Start
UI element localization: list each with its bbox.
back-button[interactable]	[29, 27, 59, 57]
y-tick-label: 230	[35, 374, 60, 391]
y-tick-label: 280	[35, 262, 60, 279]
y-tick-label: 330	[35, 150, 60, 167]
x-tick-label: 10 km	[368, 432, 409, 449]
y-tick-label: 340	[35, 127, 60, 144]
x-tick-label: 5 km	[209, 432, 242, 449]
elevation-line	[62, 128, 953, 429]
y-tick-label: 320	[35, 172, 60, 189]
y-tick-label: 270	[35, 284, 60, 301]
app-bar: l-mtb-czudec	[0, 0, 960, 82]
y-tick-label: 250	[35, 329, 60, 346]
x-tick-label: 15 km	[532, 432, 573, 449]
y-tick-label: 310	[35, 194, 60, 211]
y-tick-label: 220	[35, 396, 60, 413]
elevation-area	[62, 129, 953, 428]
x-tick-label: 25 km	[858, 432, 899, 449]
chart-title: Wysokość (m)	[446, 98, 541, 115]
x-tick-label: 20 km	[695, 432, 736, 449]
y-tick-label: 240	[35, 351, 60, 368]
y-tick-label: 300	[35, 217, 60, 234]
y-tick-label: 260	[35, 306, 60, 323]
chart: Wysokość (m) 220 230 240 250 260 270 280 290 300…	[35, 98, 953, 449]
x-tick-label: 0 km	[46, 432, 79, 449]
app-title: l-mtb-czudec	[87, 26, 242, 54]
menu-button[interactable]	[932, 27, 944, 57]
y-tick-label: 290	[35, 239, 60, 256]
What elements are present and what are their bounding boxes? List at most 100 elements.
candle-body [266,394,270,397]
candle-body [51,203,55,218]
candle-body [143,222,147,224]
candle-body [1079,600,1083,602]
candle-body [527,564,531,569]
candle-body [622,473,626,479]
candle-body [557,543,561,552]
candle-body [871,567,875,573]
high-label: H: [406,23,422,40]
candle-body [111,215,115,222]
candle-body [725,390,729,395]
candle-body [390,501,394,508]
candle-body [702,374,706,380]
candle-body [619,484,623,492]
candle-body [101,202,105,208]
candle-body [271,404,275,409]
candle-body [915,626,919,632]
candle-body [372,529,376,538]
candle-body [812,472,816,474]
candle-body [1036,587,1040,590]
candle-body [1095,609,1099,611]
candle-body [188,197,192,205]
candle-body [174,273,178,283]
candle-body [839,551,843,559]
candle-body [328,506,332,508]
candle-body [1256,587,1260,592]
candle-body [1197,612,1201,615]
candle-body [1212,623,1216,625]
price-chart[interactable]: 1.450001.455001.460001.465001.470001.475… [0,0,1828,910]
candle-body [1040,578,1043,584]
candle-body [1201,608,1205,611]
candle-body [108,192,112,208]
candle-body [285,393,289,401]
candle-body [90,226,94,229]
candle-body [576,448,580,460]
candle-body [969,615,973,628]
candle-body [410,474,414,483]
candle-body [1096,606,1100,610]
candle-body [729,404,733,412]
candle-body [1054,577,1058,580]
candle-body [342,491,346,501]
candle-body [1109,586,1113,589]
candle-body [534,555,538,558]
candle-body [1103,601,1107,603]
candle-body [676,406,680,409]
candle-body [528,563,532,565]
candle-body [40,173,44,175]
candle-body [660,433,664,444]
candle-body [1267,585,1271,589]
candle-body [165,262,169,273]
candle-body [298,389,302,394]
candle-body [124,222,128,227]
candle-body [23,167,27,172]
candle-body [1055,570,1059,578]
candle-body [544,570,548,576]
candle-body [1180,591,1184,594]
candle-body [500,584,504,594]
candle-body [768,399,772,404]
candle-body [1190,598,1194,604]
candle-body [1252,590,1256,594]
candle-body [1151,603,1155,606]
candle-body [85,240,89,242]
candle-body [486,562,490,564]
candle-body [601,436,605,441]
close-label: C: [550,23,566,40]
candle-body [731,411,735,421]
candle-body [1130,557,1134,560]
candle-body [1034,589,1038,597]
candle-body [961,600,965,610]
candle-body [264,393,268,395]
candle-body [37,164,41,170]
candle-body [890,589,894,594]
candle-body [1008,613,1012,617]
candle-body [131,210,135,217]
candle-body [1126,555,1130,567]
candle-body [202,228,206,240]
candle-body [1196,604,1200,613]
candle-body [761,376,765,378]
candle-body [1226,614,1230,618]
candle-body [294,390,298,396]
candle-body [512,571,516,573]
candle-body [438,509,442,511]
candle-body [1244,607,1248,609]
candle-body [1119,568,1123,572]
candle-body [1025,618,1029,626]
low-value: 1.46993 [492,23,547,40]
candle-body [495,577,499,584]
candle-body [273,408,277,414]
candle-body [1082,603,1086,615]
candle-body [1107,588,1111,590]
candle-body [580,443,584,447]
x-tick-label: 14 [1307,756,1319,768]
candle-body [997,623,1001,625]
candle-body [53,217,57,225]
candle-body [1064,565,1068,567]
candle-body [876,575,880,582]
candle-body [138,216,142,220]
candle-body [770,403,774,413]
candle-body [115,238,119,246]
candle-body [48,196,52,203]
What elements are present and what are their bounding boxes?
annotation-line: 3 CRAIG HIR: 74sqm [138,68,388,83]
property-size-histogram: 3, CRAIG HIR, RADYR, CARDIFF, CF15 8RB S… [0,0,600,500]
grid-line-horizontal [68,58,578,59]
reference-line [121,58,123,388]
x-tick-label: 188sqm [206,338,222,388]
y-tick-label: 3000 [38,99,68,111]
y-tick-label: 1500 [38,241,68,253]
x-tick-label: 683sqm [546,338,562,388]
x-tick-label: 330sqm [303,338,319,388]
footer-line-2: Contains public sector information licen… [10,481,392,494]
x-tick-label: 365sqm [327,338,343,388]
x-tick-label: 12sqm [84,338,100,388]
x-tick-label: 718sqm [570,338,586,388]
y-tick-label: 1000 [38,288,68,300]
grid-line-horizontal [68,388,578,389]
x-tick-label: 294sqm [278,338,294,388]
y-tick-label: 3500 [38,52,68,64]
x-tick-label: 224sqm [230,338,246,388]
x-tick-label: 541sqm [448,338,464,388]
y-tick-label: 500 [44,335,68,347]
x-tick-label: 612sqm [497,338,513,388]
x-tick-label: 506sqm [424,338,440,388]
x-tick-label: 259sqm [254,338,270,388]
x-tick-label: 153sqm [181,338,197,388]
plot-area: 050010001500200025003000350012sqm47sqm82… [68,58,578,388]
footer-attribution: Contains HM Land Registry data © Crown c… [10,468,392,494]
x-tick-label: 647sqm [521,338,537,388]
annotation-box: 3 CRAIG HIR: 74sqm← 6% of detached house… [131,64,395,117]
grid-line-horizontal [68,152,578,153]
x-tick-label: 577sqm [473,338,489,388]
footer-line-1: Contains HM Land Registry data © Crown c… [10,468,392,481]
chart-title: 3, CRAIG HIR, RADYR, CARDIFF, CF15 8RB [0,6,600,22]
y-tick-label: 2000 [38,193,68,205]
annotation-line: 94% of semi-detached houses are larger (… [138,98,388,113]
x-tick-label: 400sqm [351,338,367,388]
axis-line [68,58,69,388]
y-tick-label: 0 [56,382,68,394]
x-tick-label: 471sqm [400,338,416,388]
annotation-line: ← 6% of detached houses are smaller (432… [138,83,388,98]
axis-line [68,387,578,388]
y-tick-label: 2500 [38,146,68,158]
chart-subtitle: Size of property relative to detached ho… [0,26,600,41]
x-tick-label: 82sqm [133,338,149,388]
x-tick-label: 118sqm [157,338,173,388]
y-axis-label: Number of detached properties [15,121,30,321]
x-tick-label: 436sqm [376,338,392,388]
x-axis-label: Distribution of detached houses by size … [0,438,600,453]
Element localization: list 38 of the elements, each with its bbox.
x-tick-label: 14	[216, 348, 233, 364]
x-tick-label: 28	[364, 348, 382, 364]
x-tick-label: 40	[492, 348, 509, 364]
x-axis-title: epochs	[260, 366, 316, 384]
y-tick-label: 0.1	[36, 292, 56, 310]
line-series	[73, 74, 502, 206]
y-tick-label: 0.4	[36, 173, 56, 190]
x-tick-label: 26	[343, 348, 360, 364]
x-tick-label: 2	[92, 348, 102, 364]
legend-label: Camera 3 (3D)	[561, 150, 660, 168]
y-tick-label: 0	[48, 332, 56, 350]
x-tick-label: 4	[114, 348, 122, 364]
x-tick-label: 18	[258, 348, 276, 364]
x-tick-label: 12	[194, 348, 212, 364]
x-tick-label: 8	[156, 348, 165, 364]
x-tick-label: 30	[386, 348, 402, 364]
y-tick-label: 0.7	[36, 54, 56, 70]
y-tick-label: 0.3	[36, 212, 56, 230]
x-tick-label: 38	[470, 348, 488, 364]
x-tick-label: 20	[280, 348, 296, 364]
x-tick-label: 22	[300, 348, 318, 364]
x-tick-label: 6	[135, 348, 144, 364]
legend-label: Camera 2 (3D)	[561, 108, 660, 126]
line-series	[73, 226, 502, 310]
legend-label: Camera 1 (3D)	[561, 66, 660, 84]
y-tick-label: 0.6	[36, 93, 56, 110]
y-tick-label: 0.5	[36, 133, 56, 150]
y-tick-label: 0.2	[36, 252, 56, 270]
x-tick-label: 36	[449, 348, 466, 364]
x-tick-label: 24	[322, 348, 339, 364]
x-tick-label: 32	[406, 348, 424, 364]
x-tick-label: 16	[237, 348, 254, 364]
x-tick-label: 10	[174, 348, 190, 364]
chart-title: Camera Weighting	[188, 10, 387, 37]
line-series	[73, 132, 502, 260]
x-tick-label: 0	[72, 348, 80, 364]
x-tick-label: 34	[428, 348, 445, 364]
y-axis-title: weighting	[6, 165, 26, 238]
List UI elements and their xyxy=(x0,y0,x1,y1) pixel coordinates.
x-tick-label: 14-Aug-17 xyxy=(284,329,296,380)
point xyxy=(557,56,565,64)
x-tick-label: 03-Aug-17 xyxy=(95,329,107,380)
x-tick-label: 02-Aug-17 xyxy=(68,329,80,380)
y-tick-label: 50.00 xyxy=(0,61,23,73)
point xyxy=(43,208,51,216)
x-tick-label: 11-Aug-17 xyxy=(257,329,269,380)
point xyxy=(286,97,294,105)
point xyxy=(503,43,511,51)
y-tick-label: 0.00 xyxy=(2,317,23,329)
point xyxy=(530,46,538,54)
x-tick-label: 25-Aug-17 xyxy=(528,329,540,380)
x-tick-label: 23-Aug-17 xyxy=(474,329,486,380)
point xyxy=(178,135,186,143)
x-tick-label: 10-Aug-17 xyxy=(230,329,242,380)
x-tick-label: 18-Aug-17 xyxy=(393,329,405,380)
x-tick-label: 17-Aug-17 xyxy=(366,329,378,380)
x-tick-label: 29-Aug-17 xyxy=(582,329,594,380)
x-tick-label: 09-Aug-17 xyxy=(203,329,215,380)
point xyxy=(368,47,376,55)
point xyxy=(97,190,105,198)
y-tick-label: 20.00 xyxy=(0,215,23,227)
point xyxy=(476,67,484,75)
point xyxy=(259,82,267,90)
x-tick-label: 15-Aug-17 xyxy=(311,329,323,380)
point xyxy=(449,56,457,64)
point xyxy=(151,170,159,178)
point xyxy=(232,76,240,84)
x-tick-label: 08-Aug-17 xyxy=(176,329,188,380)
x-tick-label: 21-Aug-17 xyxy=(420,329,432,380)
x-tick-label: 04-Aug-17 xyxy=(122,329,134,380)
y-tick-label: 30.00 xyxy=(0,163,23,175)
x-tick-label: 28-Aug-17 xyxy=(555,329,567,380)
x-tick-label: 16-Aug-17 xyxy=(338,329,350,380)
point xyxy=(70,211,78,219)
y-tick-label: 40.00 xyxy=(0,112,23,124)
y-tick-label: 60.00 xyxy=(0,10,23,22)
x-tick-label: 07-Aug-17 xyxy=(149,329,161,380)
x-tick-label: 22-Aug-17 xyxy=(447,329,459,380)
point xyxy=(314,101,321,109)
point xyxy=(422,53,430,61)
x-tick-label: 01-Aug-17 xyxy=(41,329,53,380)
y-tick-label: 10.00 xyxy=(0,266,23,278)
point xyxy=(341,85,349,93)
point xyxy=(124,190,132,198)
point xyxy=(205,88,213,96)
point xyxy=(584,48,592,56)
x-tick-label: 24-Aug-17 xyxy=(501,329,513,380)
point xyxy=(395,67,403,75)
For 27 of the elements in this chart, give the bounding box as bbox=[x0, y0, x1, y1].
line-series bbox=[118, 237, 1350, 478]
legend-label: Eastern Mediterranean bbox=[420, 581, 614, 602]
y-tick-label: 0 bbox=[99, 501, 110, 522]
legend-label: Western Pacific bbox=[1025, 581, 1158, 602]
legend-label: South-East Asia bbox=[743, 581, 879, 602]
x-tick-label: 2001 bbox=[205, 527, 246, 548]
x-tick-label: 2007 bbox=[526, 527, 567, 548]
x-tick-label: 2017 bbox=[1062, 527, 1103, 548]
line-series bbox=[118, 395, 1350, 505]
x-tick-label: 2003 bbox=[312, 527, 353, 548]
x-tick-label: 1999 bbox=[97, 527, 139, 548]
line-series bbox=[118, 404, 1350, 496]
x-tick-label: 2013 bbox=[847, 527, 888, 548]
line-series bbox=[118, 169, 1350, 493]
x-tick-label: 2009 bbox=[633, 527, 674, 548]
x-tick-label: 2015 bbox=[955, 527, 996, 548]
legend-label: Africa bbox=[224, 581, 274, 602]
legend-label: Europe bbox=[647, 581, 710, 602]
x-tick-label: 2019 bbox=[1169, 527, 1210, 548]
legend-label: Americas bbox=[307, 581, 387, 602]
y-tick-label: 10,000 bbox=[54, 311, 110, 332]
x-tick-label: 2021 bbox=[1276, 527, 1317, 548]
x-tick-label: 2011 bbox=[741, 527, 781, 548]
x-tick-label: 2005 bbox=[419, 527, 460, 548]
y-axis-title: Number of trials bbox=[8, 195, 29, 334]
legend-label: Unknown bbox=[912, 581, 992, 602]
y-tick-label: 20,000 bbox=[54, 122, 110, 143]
End
◆ **Short problem**
Express everything from the first row down to the row containing "98, 541, 115]", with both ends included, as a Markdown table with the columns No. and Entry. Number each row and leave out any blank lines.

◆ **Exercise answer**
| No. | Entry |
|---|---|
| 1 | UI element localization: list each with its bbox. |
| 2 | back-button[interactable]	[29, 27, 59, 57] |
| 3 | y-tick-label: 230	[35, 374, 60, 391] |
| 4 | y-tick-label: 280	[35, 262, 60, 279] |
| 5 | y-tick-label: 330	[35, 150, 60, 167] |
| 6 | x-tick-label: 10 km	[368, 432, 409, 449] |
| 7 | y-tick-label: 340	[35, 127, 60, 144] |
| 8 | x-tick-label: 5 km	[209, 432, 242, 449] |
| 9 | elevation-line	[62, 128, 953, 429] |
| 10 | y-tick-label: 320	[35, 172, 60, 189] |
| 11 | y-tick-label: 270	[35, 284, 60, 301] |
| 12 | app-bar: l-mtb-czudec	[0, 0, 960, 82] |
| 13 | y-tick-label: 250	[35, 329, 60, 346] |
| 14 | x-tick-label: 15 km	[532, 432, 573, 449] |
| 15 | y-tick-label: 310	[35, 194, 60, 211] |
| 16 | y-tick-label: 220	[35, 396, 60, 413] |
| 17 | elevation-area	[62, 129, 953, 428] |
| 18 | x-tick-label: 25 km	[858, 432, 899, 449] |
| 19 | chart-title: Wysokość (m)	[446, 98, 541, 115] |